B I E N V E N U E

Sur le site de Marc Biderbost

Artiste, Créaticien, Enseignant

 

Cully Jazz Festival 2006

e journal poétique du Cully Jazz Festival 2006

Marc Biderbost / 24 mars au 1 avril

L’avant début

Le jazz frappe à ma porte … 

Ou, plutôt, je franchis la porte du bureau principal au cœur de Cully. Pas n’importe lequel, celui des sourires accueillants et chaleureux. Décidément, cette cuvée 2006 s’annonce sous de bien favorables auspices.

Premières formalités administratives, premiers contacts. La voix chantante de la Belle Province intègre sans autre l’ami d’un jour.

Et s’ouvre le portail du jazz …

Le premier soir (vendredi)

Mes pas esquissent une série d’entrechats pour passer d’une goutte à l’autre. La pluie tiède coule doucement sur mes joues. De porte en porte, de caveau en caveau, le son de cette musique, qui berce mon affect de blues en coups durs depuis si longtemps, me guide vers la lumière. Elle s’échappe d’une gorge fraîche, sublimée par un orgue déchaîné.  Pour sûr, le paradis réside à Cully et je m’y plais déjà.

« Il y a quelque chose qui nous échappe » dit, plus loin, cette jeune dame. Sur la petite scène, un chapeau blanc sur fond plus sombre produit des sons terriblement vocodés sur un fond de jam spatiale.

Plus bas, dans un bistraveau sympathique, le trombone néo-orléanais pleure sa ville perdue, noyée sous les accords d’un banjo qui dialogue avec une basse à vent avant que la clarinette ne tranche les débats avec sa verve habituelle. L’échange s’achève au bar devant « un express, s’il vous plait ».

Entre deux cuisinettes assaillies, l’entrée dans la prochaine étape impose un groupe fleurant bon l’improvisation duale entre un sax soprano cherchant les limites de l’instrument et l’opérateur électronique dûment chapeauté à la mode d’un lointain ailleurs.

Au principal resto, c’est latino … et pas d’hier.

CONSIGNE A -
Recopiez le passage du journal du festival qui commence à « Le jazz frappe » et se termine à « bien favorables auspices. », en remplaçant « sourires » par « regards ».
Le journal du festival et les enregistrements n'ont aucun lien entre eux.

DONNÉES FOURNIES -
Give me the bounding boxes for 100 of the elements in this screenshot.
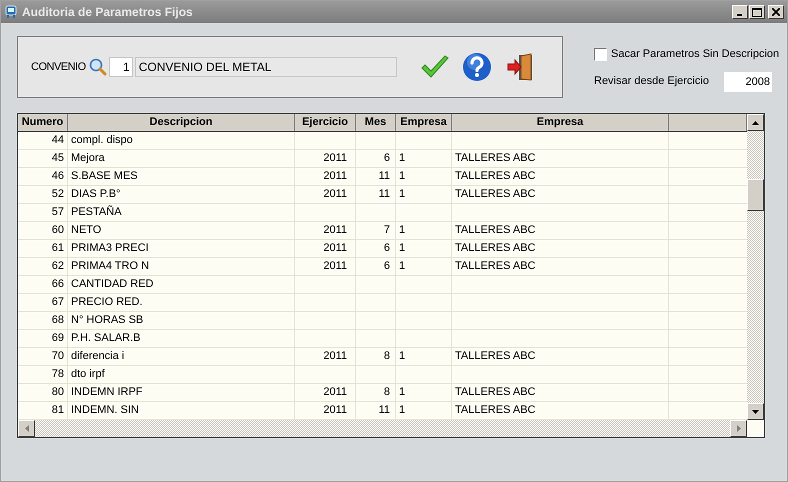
table-cell-text: 2011 [322, 385, 348, 400]
table-cell-text: 2011 [322, 349, 348, 364]
ejercicio-label: Revisar desde Ejercicio [594, 74, 710, 90]
table-cell-text: diferencia i [70, 349, 126, 364]
column-header[interactable]: Numero [18, 114, 68, 131]
table-cell-text: 7 [382, 223, 391, 238]
table-cell-text: 2011 [322, 403, 348, 418]
table-cell-text: 8 [382, 349, 391, 364]
table-cell-text: 8 [382, 385, 391, 400]
table-cell-text: 6 [382, 241, 391, 256]
table-cell-text: 11 [378, 169, 391, 184]
table-cell-text: 1 [398, 241, 406, 256]
window-title: Auditoria de Parametros Fijos [22, 4, 193, 21]
table-cell-text: 1 [398, 385, 406, 400]
column-header[interactable]: Mes [356, 114, 396, 131]
convenio-label: CONVENIO [31, 60, 86, 75]
table-cell-text: INDEMN IRPF [70, 385, 144, 400]
table-cell-text: 70 [50, 349, 65, 364]
table-cell-text: 1 [398, 403, 406, 418]
table-cell-text: TALLERES ABC [454, 151, 536, 166]
table-cell-text: 66 [50, 277, 65, 292]
left-arrow-icon [24, 425, 28, 432]
search-button[interactable] [88, 57, 108, 77]
table-cell-text: 2011 [322, 259, 348, 274]
table-cell-text: 11 [378, 403, 391, 418]
table-cell-text: P.H. SALAR.B [70, 331, 142, 346]
table-cell-text: 1 [398, 259, 406, 274]
maximize-button[interactable] [749, 5, 765, 19]
scroll-down-button[interactable] [747, 403, 764, 420]
table-cell-text: CANTIDAD RED [70, 277, 155, 292]
table-cell-text: 2011 [322, 187, 348, 202]
table-cell-text: TALLERES ABC [454, 187, 536, 202]
column-header[interactable]: Empresa [452, 114, 669, 131]
table-cell-text: 78 [50, 367, 65, 382]
table-cell-text: Mejora [70, 151, 106, 166]
scroll-left-button[interactable] [18, 420, 35, 437]
checkbox[interactable] [594, 48, 607, 61]
table-cell-text: 60 [50, 223, 65, 238]
close-button[interactable] [768, 5, 784, 19]
table-cell-text: 2011 [322, 151, 348, 166]
checkmark-icon [420, 55, 450, 79]
table-cell-text: 2011 [322, 169, 348, 184]
table-cell-text: 6 [382, 151, 391, 166]
table-cell-text: INDEMN. SIN [70, 403, 140, 418]
column-header[interactable]: Descripcion [68, 114, 295, 131]
table-cell-text: 6 [382, 259, 391, 274]
table-cell-text: PRIMA3 PRECI [70, 241, 150, 256]
minimize-button[interactable] [732, 5, 748, 19]
table-cell-text: S.BASE MES [70, 169, 139, 184]
table-cell-text: 46 [50, 169, 65, 184]
table-cell-text: TALLERES ABC [454, 385, 536, 400]
table-cell-text: TALLERES ABC [454, 403, 536, 418]
table-cell-text: 1 [398, 187, 406, 202]
table-cell-text: TALLERES ABC [454, 223, 536, 238]
table-cell-text: dto irpf [70, 367, 106, 382]
scroll-up-button[interactable] [747, 114, 764, 131]
table-cell-text: 2011 [322, 241, 348, 256]
table-cell-text: 57 [50, 205, 65, 220]
table-cell-text: 67 [50, 295, 65, 310]
search-icon [88, 58, 107, 76]
horizontal-scrollbar[interactable] [18, 420, 747, 437]
table-cell-text: PRECIO RED. [70, 295, 144, 310]
table-cell-text: 1 [398, 223, 406, 238]
column-header[interactable]: Empresa [396, 114, 452, 131]
table-cell-text: 11 [378, 187, 391, 202]
table-cell-text: compl. dispo [70, 133, 134, 148]
table-cell-text: 1 [398, 169, 406, 184]
scroll-right-button[interactable] [730, 420, 747, 437]
table-cell-text: N° HORAS SB [70, 313, 144, 328]
column-header[interactable]: Ejercicio [295, 114, 356, 131]
help-button[interactable] [460, 51, 493, 83]
table-cell-text: TALLERES ABC [454, 259, 536, 274]
table-cell-text: 62 [50, 259, 65, 274]
table-cell-text: 80 [50, 385, 65, 400]
table-cell-text: 61 [50, 241, 65, 256]
up-arrow-icon [752, 120, 759, 124]
table-cell-text: 44 [50, 133, 65, 148]
checkbox-label: Sacar Parametros Sin Descripcion [611, 47, 780, 62]
table-cell-text: PRIMA4 TRO N [70, 259, 150, 274]
convenio-code-field[interactable]: 1 [108, 57, 133, 77]
table-cell-text: 69 [50, 331, 65, 346]
ejercicio-field[interactable]: 2008 [724, 72, 772, 92]
table-cell-text: 1 [398, 349, 406, 364]
table-cell-text: 81 [50, 403, 65, 418]
table-cell-text: TALLERES ABC [454, 241, 536, 256]
table-cell-text: TALLERES ABC [454, 169, 536, 184]
table-cell-text: TALLERES ABC [454, 349, 536, 364]
scroll-thumb[interactable] [747, 179, 764, 211]
table-cell-text: DIAS P.B° [70, 187, 122, 202]
right-arrow-icon [736, 425, 740, 432]
table-cell-text: 1 [398, 151, 406, 166]
table-cell-text: PESTAÑA [70, 204, 123, 220]
table-cell-text: 2011 [322, 223, 348, 238]
table-cell-text: NETO [70, 223, 102, 238]
table-cell-text: 52 [50, 187, 65, 202]
close-icon [772, 8, 780, 16]
app-icon [4, 5, 18, 19]
vertical-scrollbar[interactable] [747, 114, 764, 420]
convenio-name-field: CONVENIO DEL METAL [134, 57, 397, 77]
table-cell-text: 68 [50, 313, 65, 328]
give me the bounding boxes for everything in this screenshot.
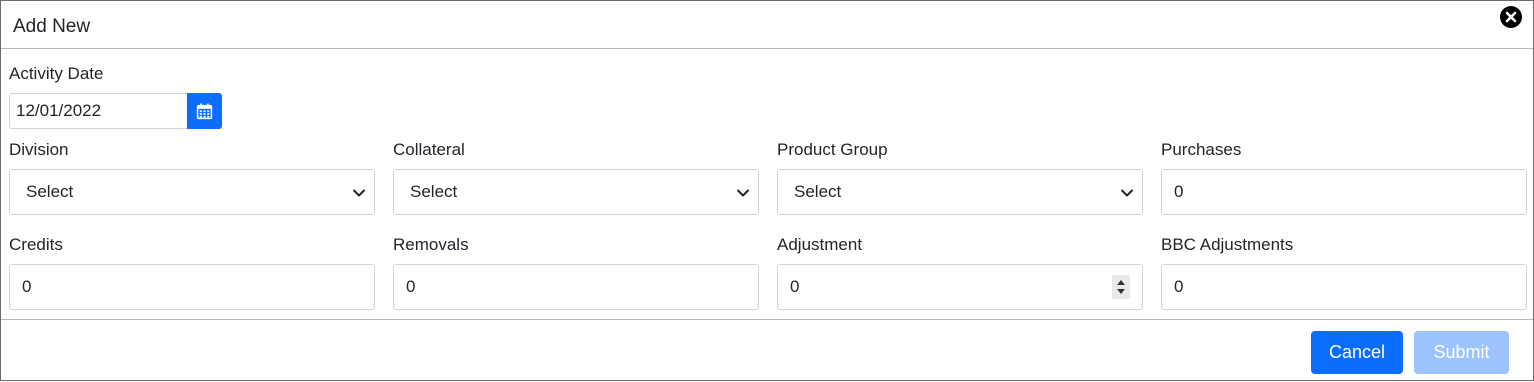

CONSIGNE B -
Reproduisez à l'identique les lignes des enregistrements, de celle qui contient « table-cell-text: 2011 [322, 385, 348, 400] » jusqu'à celle qui contient « table-cell-text: 1 [398, 241, 406, 256] », ces deux lignes comprises.

RÉPONSE ATTENDUE A -
Le jazz frappe à ma porte … 

Ou, plutôt, je franchis la porte du bureau principal au cœur de Cully. Pas n’importe lequel, celui des regards accueillants et chaleureux. Décidément, cette cuvée 2006 s’annonce sous de bien favorables auspices.

RÉPONSE ATTENDUE B -
table-cell-text: 2011 [322, 385, 348, 400]
table-cell-text: 2011 [322, 349, 348, 364]
ejercicio-label: Revisar desde Ejercicio [594, 74, 710, 90]
table-cell-text: diferencia i [70, 349, 126, 364]
column-header[interactable]: Numero [18, 114, 68, 131]
table-cell-text: 7 [382, 223, 391, 238]
table-cell-text: 2011 [322, 403, 348, 418]
table-cell-text: 8 [382, 349, 391, 364]
table-cell-text: 8 [382, 385, 391, 400]
table-cell-text: 6 [382, 241, 391, 256]
table-cell-text: 11 [378, 169, 391, 184]
table-cell-text: 1 [398, 241, 406, 256]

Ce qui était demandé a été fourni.